(Entries from a dataset)
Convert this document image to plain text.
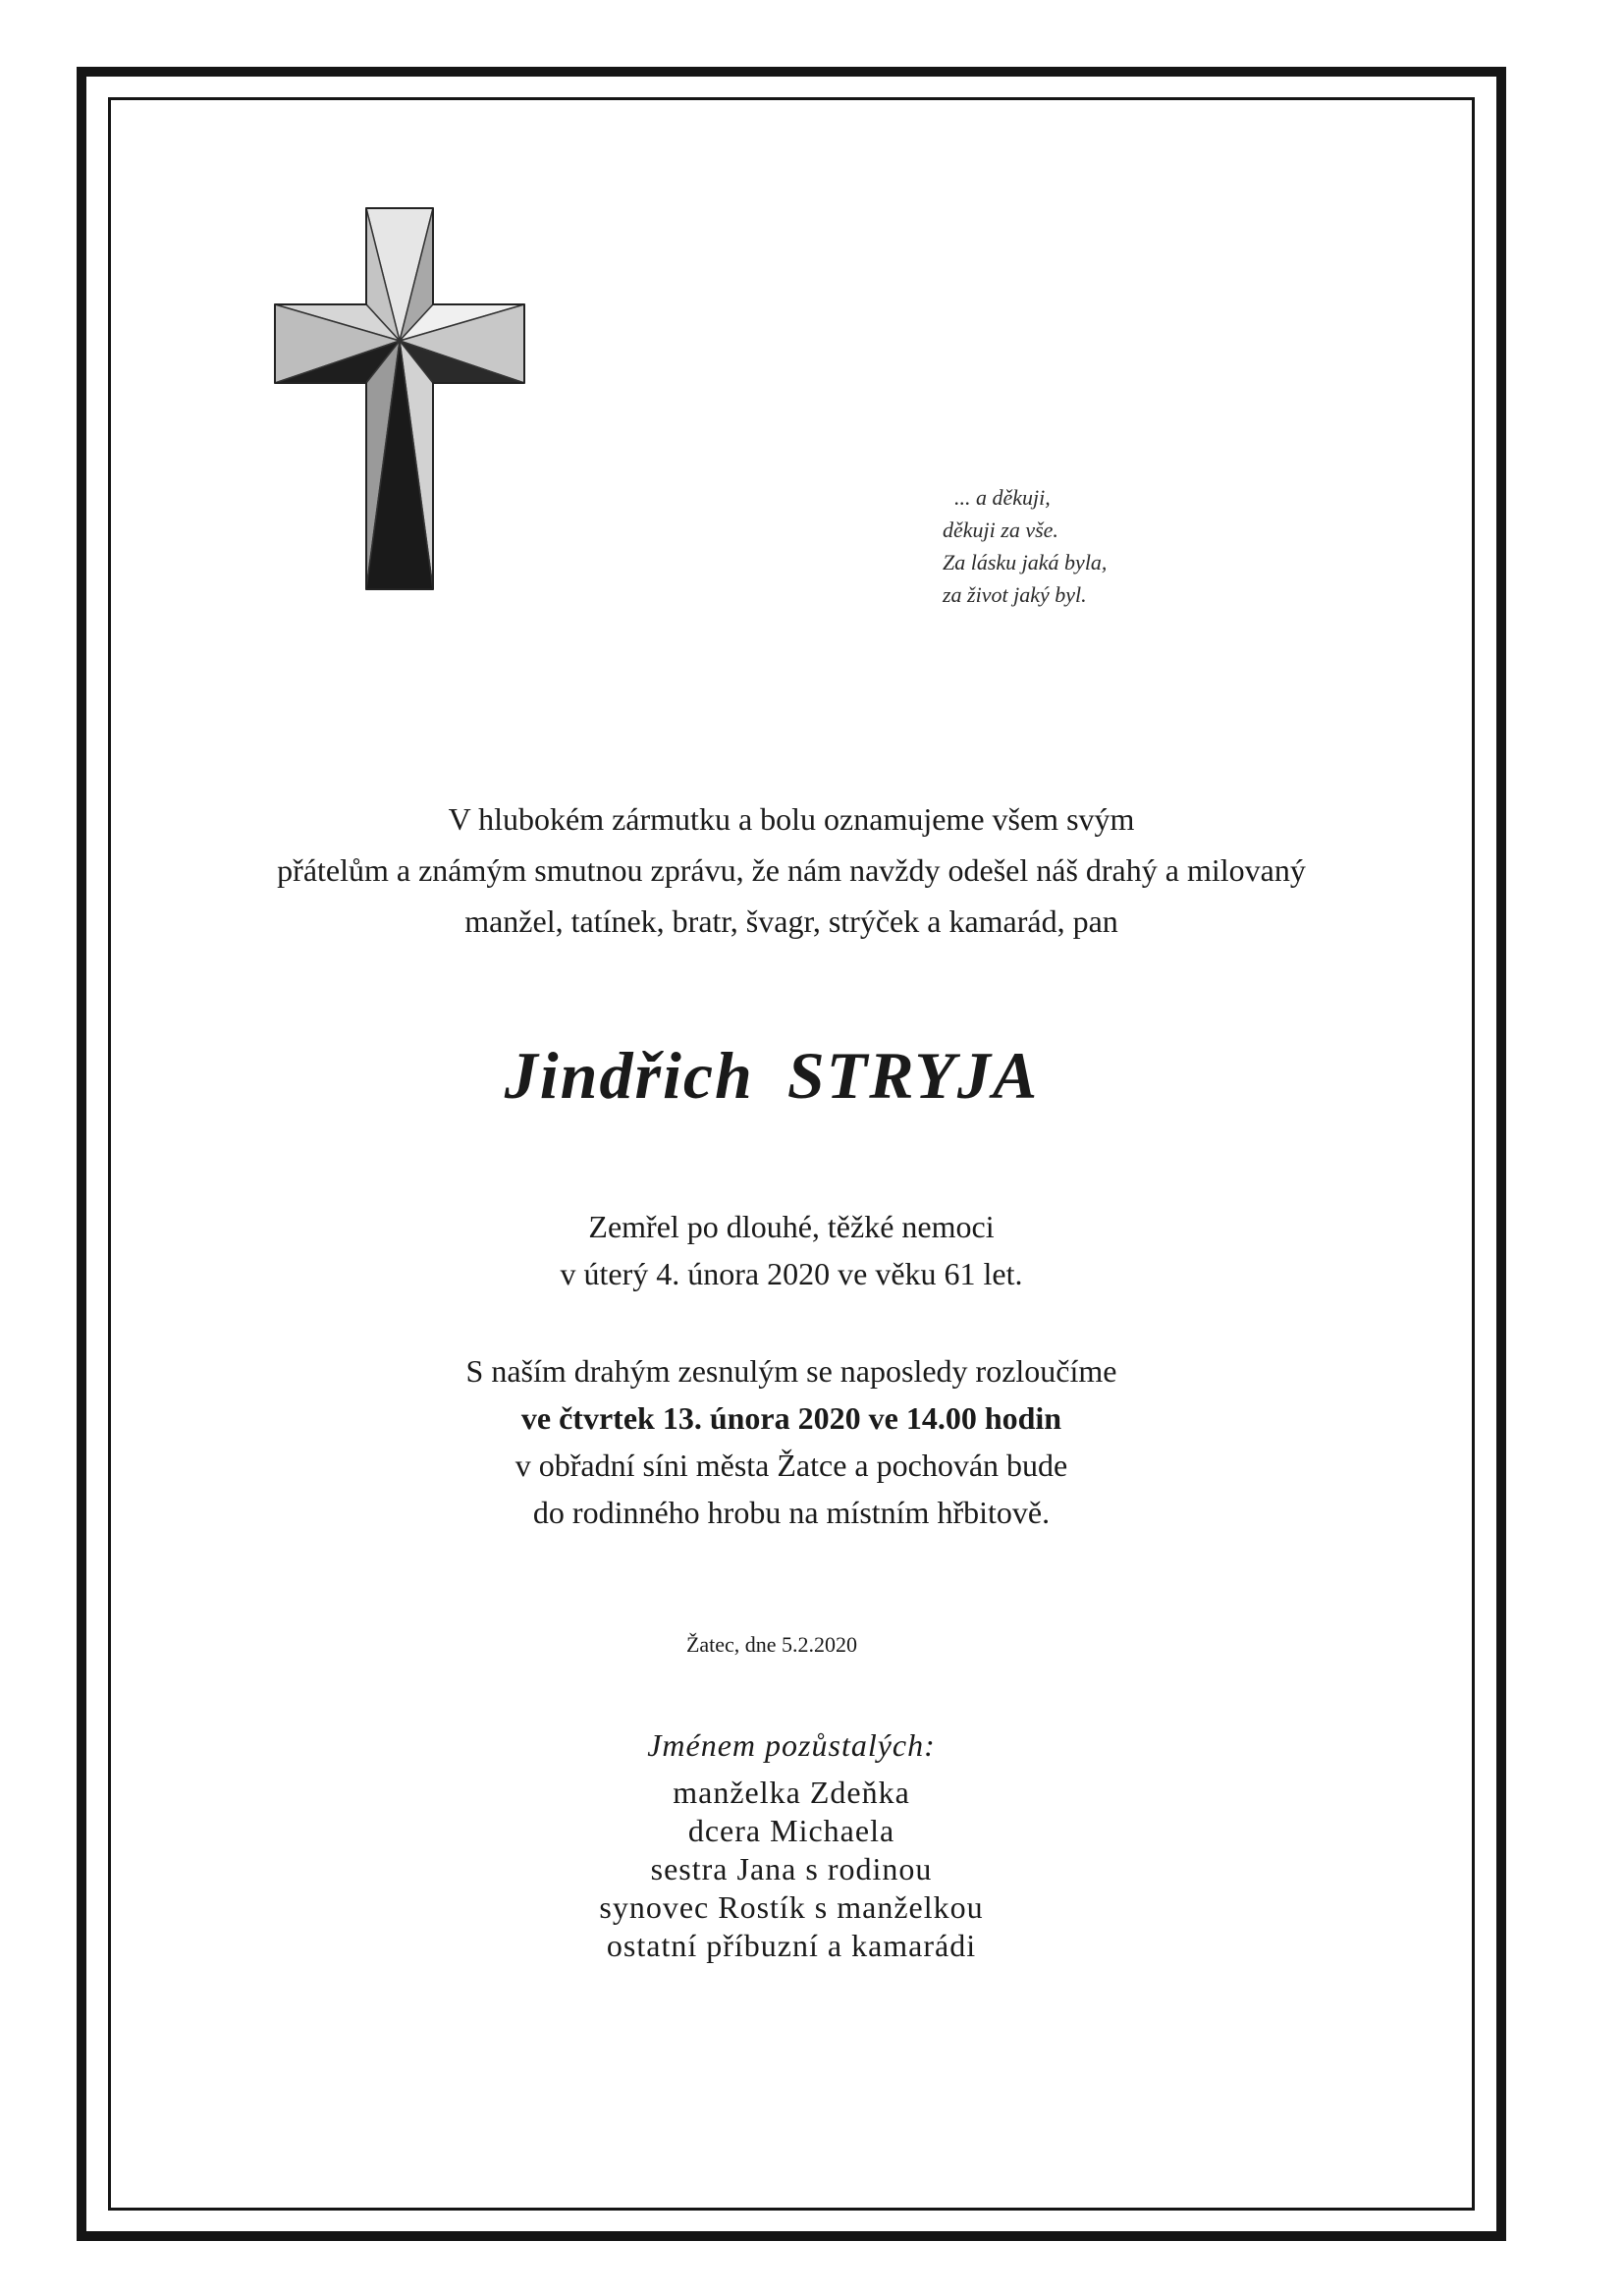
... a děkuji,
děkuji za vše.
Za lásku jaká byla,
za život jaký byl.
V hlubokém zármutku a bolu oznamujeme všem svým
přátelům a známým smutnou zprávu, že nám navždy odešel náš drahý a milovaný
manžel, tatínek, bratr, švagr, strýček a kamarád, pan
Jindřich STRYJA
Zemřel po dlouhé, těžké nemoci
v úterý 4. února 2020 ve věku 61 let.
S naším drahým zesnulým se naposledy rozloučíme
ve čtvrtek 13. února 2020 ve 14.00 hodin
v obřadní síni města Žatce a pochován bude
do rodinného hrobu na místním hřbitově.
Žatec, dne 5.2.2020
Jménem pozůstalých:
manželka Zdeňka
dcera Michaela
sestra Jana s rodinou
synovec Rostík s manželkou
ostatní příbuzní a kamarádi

▶ [Direction]
Of the lines in the entries above, how many include "února"? Only the number should be given.

▶ [Answer for this exercise]
2